▸ **REQUIRED WORK**
Copy every line of the entries that includes the word "sieci".

(Stored items)
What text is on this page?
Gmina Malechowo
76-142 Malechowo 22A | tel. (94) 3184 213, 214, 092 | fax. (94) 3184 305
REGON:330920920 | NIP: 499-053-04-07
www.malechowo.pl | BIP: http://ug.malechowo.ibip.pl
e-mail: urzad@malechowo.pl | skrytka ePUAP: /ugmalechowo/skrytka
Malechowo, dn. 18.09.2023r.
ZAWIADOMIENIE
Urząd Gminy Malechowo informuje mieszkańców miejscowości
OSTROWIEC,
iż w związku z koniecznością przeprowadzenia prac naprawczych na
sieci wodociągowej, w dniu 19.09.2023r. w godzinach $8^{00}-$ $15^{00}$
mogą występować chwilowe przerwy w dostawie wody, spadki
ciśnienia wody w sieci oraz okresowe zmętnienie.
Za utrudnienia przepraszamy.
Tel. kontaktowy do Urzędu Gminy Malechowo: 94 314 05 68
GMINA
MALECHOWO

▸ **SOLUTION TO THE EXERCISE**
sieci wodociągowej, w dniu 19.09.2023r. w godzinach $8^{00}-$ $15^{00}$
ciśnienia wody w sieci oraz okresowe zmętnienie.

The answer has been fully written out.